Dataset records
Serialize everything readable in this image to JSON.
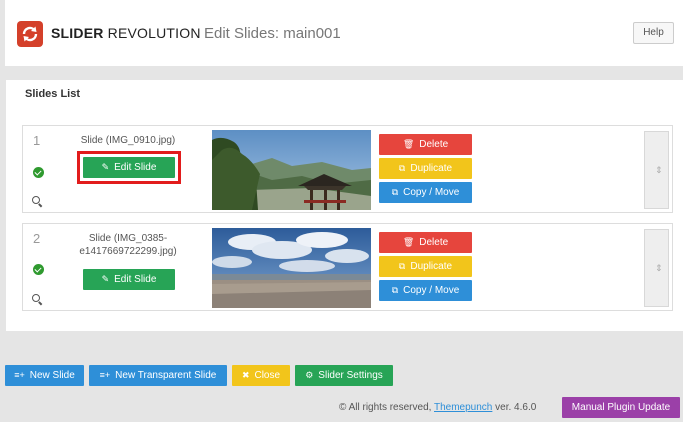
{
  "header": {
    "brand_bold": "SLIDER",
    "brand_rest": "REVOLUTION",
    "page_title": "Edit Slides: main001",
    "help_label": "Help"
  },
  "slides_list": {
    "title": "Slides List",
    "slides": [
      {
        "number": "1",
        "name_line1": "Slide (IMG_0910.jpg)",
        "name_line2": "",
        "edit_label": "Edit Slide",
        "delete_label": "Delete",
        "duplicate_label": "Duplicate",
        "copy_move_label": "Copy / Move",
        "drag_glyph": "⇕"
      },
      {
        "number": "2",
        "name_line1": "Slide (IMG_0385-",
        "name_line2": "e1417669722299.jpg)",
        "edit_label": "Edit Slide",
        "delete_label": "Delete",
        "duplicate_label": "Duplicate",
        "copy_move_label": "Copy / Move",
        "drag_glyph": "⇕"
      }
    ]
  },
  "bottom_bar": {
    "new_slide": "New Slide",
    "new_transparent_slide": "New Transparent Slide",
    "close": "Close",
    "slider_settings": "Slider Settings",
    "manual_update": "Manual Plugin Update"
  },
  "footer": {
    "prefix": "© All rights reserved, ",
    "link": "Themepunch",
    "suffix": " ver. 4.6.0"
  },
  "colors": {
    "logo": "#d4402a",
    "green": "#27a456",
    "red": "#e6453d",
    "yellow": "#f2c51b",
    "blue": "#2e8fd8",
    "purple": "#9b40a8",
    "highlight": "#e21c1c"
  }
}
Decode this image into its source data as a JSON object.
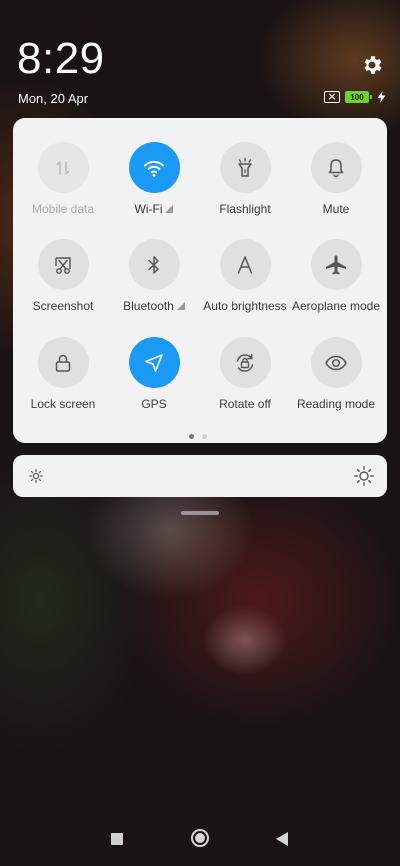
{
  "status_bar": {
    "time": "8:29",
    "date": "Mon, 20 Apr",
    "battery_level": "100",
    "icons": [
      "settings-gear-icon",
      "no-sim-icon",
      "battery-icon",
      "charging-bolt-icon"
    ]
  },
  "quick_settings": {
    "tiles": [
      {
        "label": "Mobile data",
        "icon": "mobile-data-arrows-icon",
        "state": "disabled"
      },
      {
        "label": "Wi-Fi",
        "icon": "wifi-icon",
        "state": "active",
        "has_expand": true
      },
      {
        "label": "Flashlight",
        "icon": "flashlight-icon",
        "state": "off"
      },
      {
        "label": "Mute",
        "icon": "bell-icon",
        "state": "off"
      },
      {
        "label": "Screenshot",
        "icon": "scissors-icon",
        "state": "off"
      },
      {
        "label": "Bluetooth",
        "icon": "bluetooth-icon",
        "state": "off",
        "has_expand": true
      },
      {
        "label": "Auto brightness",
        "icon": "letter-a-icon",
        "state": "off"
      },
      {
        "label": "Aeroplane mode",
        "icon": "airplane-icon",
        "state": "off"
      },
      {
        "label": "Lock screen",
        "icon": "lock-icon",
        "state": "off"
      },
      {
        "label": "GPS",
        "icon": "location-arrow-icon",
        "state": "active"
      },
      {
        "label": "Rotate off",
        "icon": "rotate-lock-icon",
        "state": "off"
      },
      {
        "label": "Reading mode",
        "icon": "eye-icon",
        "state": "off"
      }
    ],
    "page_count": 2,
    "current_page": 1
  },
  "brightness": {
    "icons": [
      "brightness-low-icon",
      "brightness-high-icon"
    ]
  },
  "colors": {
    "accent": "#1a9af5",
    "panel": "#f2f2f2",
    "battery": "#6fd12a"
  },
  "navigation": {
    "buttons": [
      "recents-button",
      "home-button",
      "back-button"
    ]
  }
}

### EXERCISE INSTRUCTIONS
Restate the data above word for word. Skip every picture.

### WRITTEN ANSWER
Serialize everything readable in this image to JSON.
{
  "header": {
    "brand_bold": "SLIDER",
    "brand_rest": "REVOLUTION",
    "page_title": "Edit Slides: main001",
    "help_label": "Help"
  },
  "slides_list": {
    "title": "Slides List",
    "slides": [
      {
        "number": "1",
        "name_line1": "Slide (IMG_0910.jpg)",
        "name_line2": "",
        "edit_label": "Edit Slide",
        "delete_label": "Delete",
        "duplicate_label": "Duplicate",
        "copy_move_label": "Copy / Move",
        "drag_glyph": "⇕"
      },
      {
        "number": "2",
        "name_line1": "Slide (IMG_0385-",
        "name_line2": "e1417669722299.jpg)",
        "edit_label": "Edit Slide",
        "delete_label": "Delete",
        "duplicate_label": "Duplicate",
        "copy_move_label": "Copy / Move",
        "drag_glyph": "⇕"
      }
    ]
  },
  "bottom_bar": {
    "new_slide": "New Slide",
    "new_transparent_slide": "New Transparent Slide",
    "close": "Close",
    "slider_settings": "Slider Settings",
    "manual_update": "Manual Plugin Update"
  },
  "footer": {
    "prefix": "© All rights reserved, ",
    "link": "Themepunch",
    "suffix": " ver. 4.6.0"
  },
  "colors": {
    "logo": "#d4402a",
    "green": "#27a456",
    "red": "#e6453d",
    "yellow": "#f2c51b",
    "blue": "#2e8fd8",
    "purple": "#9b40a8",
    "highlight": "#e21c1c"
  }
}
Decode this image into its source data as a JSON object.
{
  "status_bar": {
    "time": "8:29",
    "date": "Mon, 20 Apr",
    "battery_level": "100",
    "icons": [
      "settings-gear-icon",
      "no-sim-icon",
      "battery-icon",
      "charging-bolt-icon"
    ]
  },
  "quick_settings": {
    "tiles": [
      {
        "label": "Mobile data",
        "icon": "mobile-data-arrows-icon",
        "state": "disabled"
      },
      {
        "label": "Wi-Fi",
        "icon": "wifi-icon",
        "state": "active",
        "has_expand": true
      },
      {
        "label": "Flashlight",
        "icon": "flashlight-icon",
        "state": "off"
      },
      {
        "label": "Mute",
        "icon": "bell-icon",
        "state": "off"
      },
      {
        "label": "Screenshot",
        "icon": "scissors-icon",
        "state": "off"
      },
      {
        "label": "Bluetooth",
        "icon": "bluetooth-icon",
        "state": "off",
        "has_expand": true
      },
      {
        "label": "Auto brightness",
        "icon": "letter-a-icon",
        "state": "off"
      },
      {
        "label": "Aeroplane mode",
        "icon": "airplane-icon",
        "state": "off"
      },
      {
        "label": "Lock screen",
        "icon": "lock-icon",
        "state": "off"
      },
      {
        "label": "GPS",
        "icon": "location-arrow-icon",
        "state": "active"
      },
      {
        "label": "Rotate off",
        "icon": "rotate-lock-icon",
        "state": "off"
      },
      {
        "label": "Reading mode",
        "icon": "eye-icon",
        "state": "off"
      }
    ],
    "page_count": 2,
    "current_page": 1
  },
  "brightness": {
    "icons": [
      "brightness-low-icon",
      "brightness-high-icon"
    ]
  },
  "colors": {
    "accent": "#1a9af5",
    "panel": "#f2f2f2",
    "battery": "#6fd12a"
  },
  "navigation": {
    "buttons": [
      "recents-button",
      "home-button",
      "back-button"
    ]
  }
}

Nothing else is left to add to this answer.